(Collected data)
■ ■ ■ ■ ■ ■ ■

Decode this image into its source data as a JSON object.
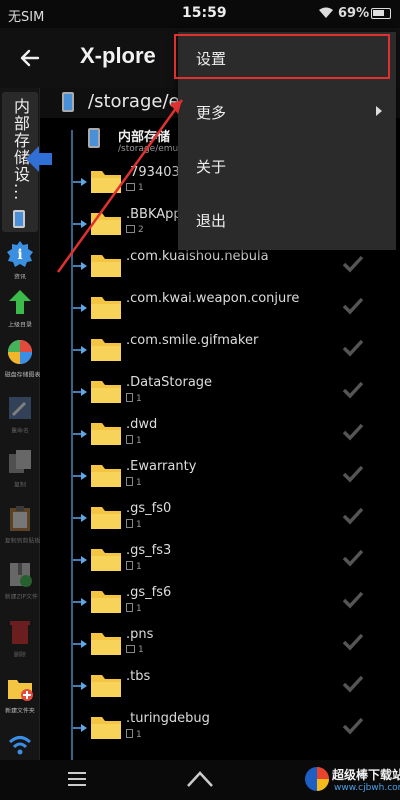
{
  "status_bar": {
    "carrier": "无SIM",
    "time": "15:59",
    "battery": "69%"
  },
  "app": {
    "title": "X-plore"
  },
  "path_bar": {
    "path": "/storage/em"
  },
  "side_tab": {
    "label": "内部存储设..."
  },
  "toolbar": [
    {
      "icon": "info-icon",
      "label": "资讯"
    },
    {
      "icon": "up-arrow-icon",
      "label": "上级目录"
    },
    {
      "icon": "disk-map-icon",
      "label": "磁盘存储图表"
    },
    {
      "icon": "edit-icon",
      "label": "重命名"
    },
    {
      "icon": "copy-icon",
      "label": "复制"
    },
    {
      "icon": "clipboard-icon",
      "label": "复制到剪贴板"
    },
    {
      "icon": "zip-icon",
      "label": "新建ZIP文件"
    },
    {
      "icon": "delete-icon",
      "label": "删除"
    },
    {
      "icon": "new-folder-icon",
      "label": "新建文件夹"
    }
  ],
  "root": {
    "name": "内部存储",
    "sub": "/storage/emu"
  },
  "files": [
    {
      "name": ".7934031",
      "meta_icon": "folder",
      "count": "1",
      "checked": false
    },
    {
      "name": ".BBKApp",
      "meta_icon": "folder",
      "count": "2",
      "checked": false
    },
    {
      "name": ".com.kuaishou.nebula",
      "meta_icon": "",
      "count": "",
      "checked": true
    },
    {
      "name": ".com.kwai.weapon.conjure",
      "meta_icon": "",
      "count": "",
      "checked": true
    },
    {
      "name": ".com.smile.gifmaker",
      "meta_icon": "",
      "count": "",
      "checked": true
    },
    {
      "name": ".DataStorage",
      "meta_icon": "file",
      "count": "1",
      "checked": true
    },
    {
      "name": ".dwd",
      "meta_icon": "file",
      "count": "1",
      "checked": true
    },
    {
      "name": ".Ewarranty",
      "meta_icon": "file",
      "count": "1",
      "checked": true
    },
    {
      "name": ".gs_fs0",
      "meta_icon": "file",
      "count": "1",
      "checked": true
    },
    {
      "name": ".gs_fs3",
      "meta_icon": "file",
      "count": "1",
      "checked": true
    },
    {
      "name": ".gs_fs6",
      "meta_icon": "file",
      "count": "1",
      "checked": true
    },
    {
      "name": ".pns",
      "meta_icon": "folder",
      "count": "1",
      "checked": true
    },
    {
      "name": ".tbs",
      "meta_icon": "",
      "count": "",
      "checked": true
    },
    {
      "name": ".turingdebug",
      "meta_icon": "file",
      "count": "1",
      "checked": true
    }
  ],
  "popup_menu": {
    "items": [
      {
        "label": "设置",
        "submenu": false
      },
      {
        "label": "更多",
        "submenu": true
      },
      {
        "label": "关于",
        "submenu": false
      },
      {
        "label": "退出",
        "submenu": false
      }
    ]
  },
  "watermark": {
    "name": "超级棒下载站",
    "url": "www.cjbwh.com"
  },
  "colors": {
    "accent": "#5fa7e6",
    "highlight": "#e03030",
    "folder": "#f4c542"
  }
}
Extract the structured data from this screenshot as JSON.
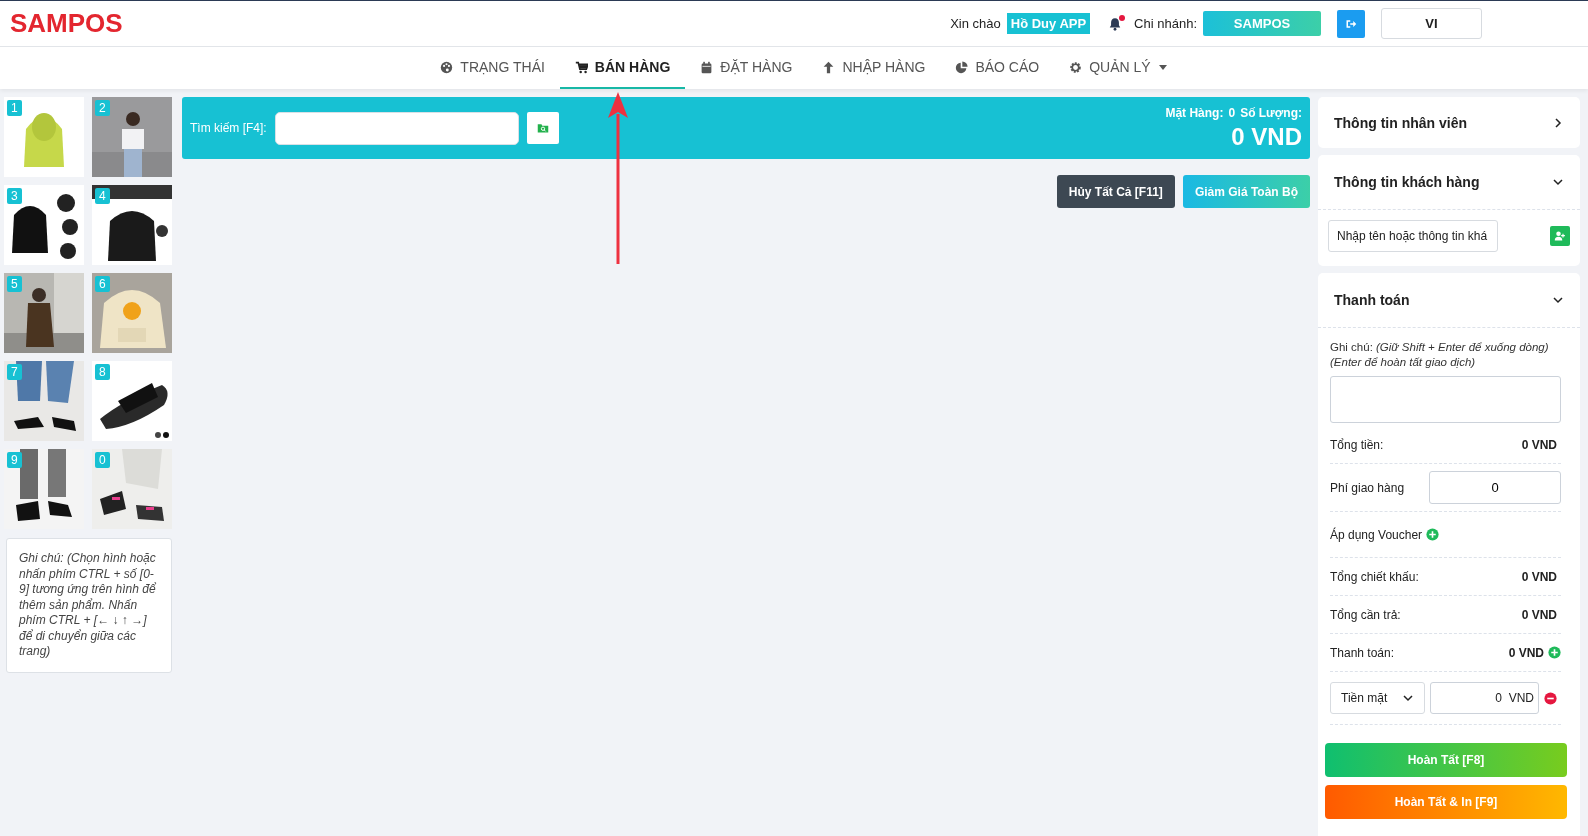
{
  "header": {
    "logo": "SAMPOS",
    "greeting": "Xin chào",
    "user": "Hồ Duy APP",
    "branch_label": "Chi nhánh:",
    "branch": "SAMPOS",
    "notification_dot": true,
    "language": "VI"
  },
  "tabs": [
    {
      "label": "TRẠNG THÁI",
      "selected": false
    },
    {
      "label": "BÁN HÀNG",
      "selected": true
    },
    {
      "label": "ĐẶT HÀNG",
      "selected": false
    },
    {
      "label": "NHẬP HÀNG",
      "selected": false
    },
    {
      "label": "BÁO CÁO",
      "selected": false
    },
    {
      "label": "QUẢN LÝ",
      "selected": false,
      "dropdown": true
    }
  ],
  "products": [
    {
      "key": "1",
      "kind": "picture"
    },
    {
      "key": "2",
      "kind": "picture"
    },
    {
      "key": "3",
      "kind": "picture"
    },
    {
      "key": "4",
      "kind": "picture"
    },
    {
      "key": "5",
      "kind": "picture"
    },
    {
      "key": "6",
      "kind": "picture"
    },
    {
      "key": "7",
      "kind": "picture"
    },
    {
      "key": "8",
      "kind": "picture"
    },
    {
      "key": "9",
      "kind": "picture"
    },
    {
      "key": "0",
      "kind": "picture"
    }
  ],
  "products_note": "Ghi chú: (Chọn hình hoặc nhấn phím CTRL + số [0-9] tương ứng trên hình để thêm sản phẩm. Nhấn phím CTRL + [← ↓ ↑ →] để di chuyển giữa các trang)",
  "search": {
    "label": "Tìm kiếm [F4]:",
    "items_label": "Mặt Hàng:",
    "items_count": "0",
    "quantity_label": "Số Lượng:",
    "total": "0 VND"
  },
  "actions": [
    {
      "label": "Hủy Tất Cả [F11]",
      "kind": "dark"
    },
    {
      "label": "Giảm Giá Toàn Bộ",
      "kind": "gradient"
    }
  ],
  "staff_panel": {
    "title": "Thông tin nhân viên",
    "expanded": false
  },
  "customer_panel": {
    "title": "Thông tin khách hàng",
    "expanded": true,
    "placeholder": "Nhập tên hoặc thông tin khá"
  },
  "payment_panel": {
    "title": "Thanh toán",
    "expanded": true,
    "note_label": "Ghi chú:",
    "note_hint": "(Giữ Shift + Enter để xuống dòng) (Enter để hoàn tất giao dịch)",
    "rows": [
      {
        "kind": "total",
        "label": "Tổng tiền:",
        "value": "0 VND"
      },
      {
        "kind": "input",
        "label": "Phí giao hàng",
        "value": "0"
      },
      {
        "kind": "voucher",
        "label": "Áp dụng Voucher"
      },
      {
        "kind": "total",
        "label": "Tổng chiết khấu:",
        "value": "0 VND"
      },
      {
        "kind": "total",
        "label": "Tổng cần trả:",
        "value": "0 VND"
      },
      {
        "kind": "payment",
        "label": "Thanh toán:",
        "value": "0 VND"
      }
    ],
    "method": {
      "select": "Tiền mặt",
      "amount": "0",
      "unit": "VND"
    },
    "buttons": [
      {
        "label": "Hoàn Tất [F8]",
        "kind": "green"
      },
      {
        "label": "Hoàn Tất & In [F9]",
        "kind": "orange"
      }
    ]
  }
}
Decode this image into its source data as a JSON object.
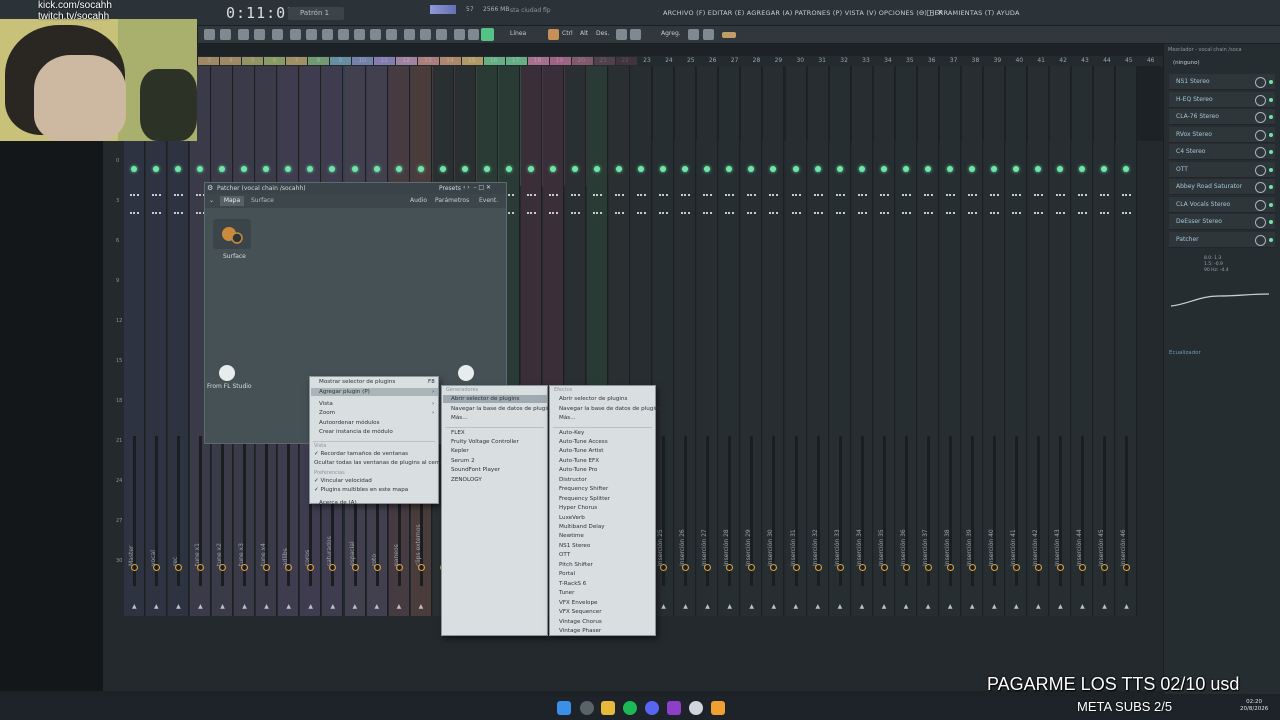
{
  "stream": {
    "kick": "kick.com/socahh",
    "twitch": "twitch.tv/socahh",
    "tts_banner": "PAGARME LOS TTS 02/10 usd",
    "meta_subs": "META SUBS 2/5"
  },
  "transport": {
    "time": "0:11:01",
    "pattern": "Patrón 1",
    "cpu": "57",
    "memory": "2566 MB",
    "song": "sta ciudad flp"
  },
  "menubar": {
    "items": "ARCHIVO (F)  EDITAR (E)  AGREGAR (A)  PATRONES (P)  VISTA (V)  OPCIONES (O)  HERRAMIENTAS (T)  AYUDA",
    "window_controls": "–  □  ✕"
  },
  "toolbar": {
    "mode_label": "Línea",
    "ctrl_label": "Ctrl",
    "alt_label": "Alt",
    "des_label": "Des.",
    "agreg_label": "Agreg."
  },
  "ruler": {
    "numbers": [
      "3",
      "4",
      "5",
      "6",
      "7",
      "8",
      "9",
      "10",
      "11",
      "12",
      "13",
      "14",
      "15",
      "16",
      "17",
      "18",
      "19",
      "20",
      "21",
      "22",
      "23",
      "24",
      "25",
      "26",
      "27",
      "28",
      "29",
      "30",
      "31",
      "32",
      "33",
      "34",
      "35",
      "36",
      "37",
      "38",
      "39",
      "40",
      "41",
      "42",
      "43",
      "44",
      "45",
      "46"
    ]
  },
  "patcher": {
    "title": "Patcher (vocal chain /socahh)",
    "presets_label": "Presets",
    "tab_map": "Mapa",
    "tab_surface": "Surface",
    "audio_label": "Audio",
    "params_label": "Parámetros",
    "events_label": "Event.",
    "surface_node_label": "Surface",
    "from_fl_label": "From FL Studio"
  },
  "menu_main": {
    "items": [
      {
        "label": "Mostrar selector de plugins",
        "shortcut": "F8"
      },
      {
        "label": "Agregar plugin (P)",
        "arrow": "›"
      },
      {
        "label": "Vista",
        "arrow": "›"
      },
      {
        "label": "Zoom",
        "arrow": "›"
      },
      {
        "label": "Autoordenar módulos"
      },
      {
        "label": "Crear instancia de módulo"
      }
    ],
    "header_view": "Vista",
    "view_items": [
      "✓ Recordar tamaños de ventanas",
      "   Ocultar todas las ventanas de plugins al cerrar"
    ],
    "header_options": "Preferencias",
    "option_items": [
      "✓ Vincular velocidad",
      "✓ Plugins multibles en este mapa"
    ],
    "about": "Acerca de (A)"
  },
  "menu_generators": {
    "header": "Generadores",
    "top_items": [
      "Abrir selector de plugins",
      "Navegar la base de datos de plugins",
      "Más..."
    ],
    "items": [
      "FLEX",
      "Fruity Voltage Controller",
      "Kepler",
      "Serum 2",
      "SoundFont Player",
      "ZENOLOGY"
    ]
  },
  "menu_effects": {
    "header": "Efectos",
    "top_items": [
      "Abrir selector de plugins",
      "Navegar la base de datos de plugins",
      "Más..."
    ],
    "items": [
      "Auto-Key",
      "Auto-Tune Access",
      "Auto-Tune Artist",
      "Auto-Tune EFX",
      "Auto-Tune Pro",
      "Distructor",
      "Frequency Shifter",
      "Frequency Splitter",
      "Hyper Chorus",
      "LuxeVerb",
      "Multiband Delay",
      "Newtime",
      "NS1 Stereo",
      "OTT",
      "Pitch Shifter",
      "Portal",
      "T-RackS 6",
      "Tuner",
      "VFX Envelope",
      "VFX Sequencer",
      "Vintage Chorus",
      "Vintage Phaser"
    ]
  },
  "mixer": {
    "title": "Mezclador - vocal chain /soca",
    "none_label": "(ninguno)",
    "slots": [
      "NS1 Stereo",
      "H-EQ Stereo",
      "CLA-76 Stereo",
      "RVox Stereo",
      "C4 Stereo",
      "OTT",
      "Abbey Road Saturator",
      "CLA Vocals Stereo",
      "DeEsser Stereo",
      "Patcher"
    ],
    "eq_label": "Ecualizador",
    "eq_values": [
      "8.0: 1.3",
      "1.5: -0.9",
      "90 Hz: -4.4"
    ],
    "insert_names": [
      "Master",
      "vocal",
      "rec",
      "tune x1",
      "tune x2",
      "tune x3",
      "tune x4",
      "adlibs",
      "coros",
      "saturados",
      "espacial",
      "roto",
      "paneos",
      "clips externos",
      "",
      "",
      "",
      "",
      "",
      "",
      "",
      "",
      "",
      "Inserción 24",
      "Inserción 25",
      "Inserción 26",
      "Inserción 27",
      "Inserción 28",
      "Inserción 29",
      "Inserción 30",
      "Inserción 31",
      "Inserción 32",
      "Inserción 33",
      "Inserción 34",
      "Inserción 35",
      "Inserción 36",
      "Inserción 37",
      "Inserción 38",
      "Inserción 39",
      "Inserción 40",
      "Inserción 41",
      "Inserción 42",
      "Inserción 43",
      "Inserción 44",
      "Inserción 45",
      "Inserción 46"
    ]
  },
  "clock": {
    "time": "02:20",
    "date": "20/8/2026"
  },
  "colors": {
    "accent_green": "#6ee6a8",
    "highlight": "#aab4b9"
  }
}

■ ■ ■ ■ ■ ■ ■

Search the listing for the word "highlight" and return each line that holds it.

§ RESPONSE TO THE EXERCISE
    "highlight": "#e03030",
    "highlight": "#aab4b9"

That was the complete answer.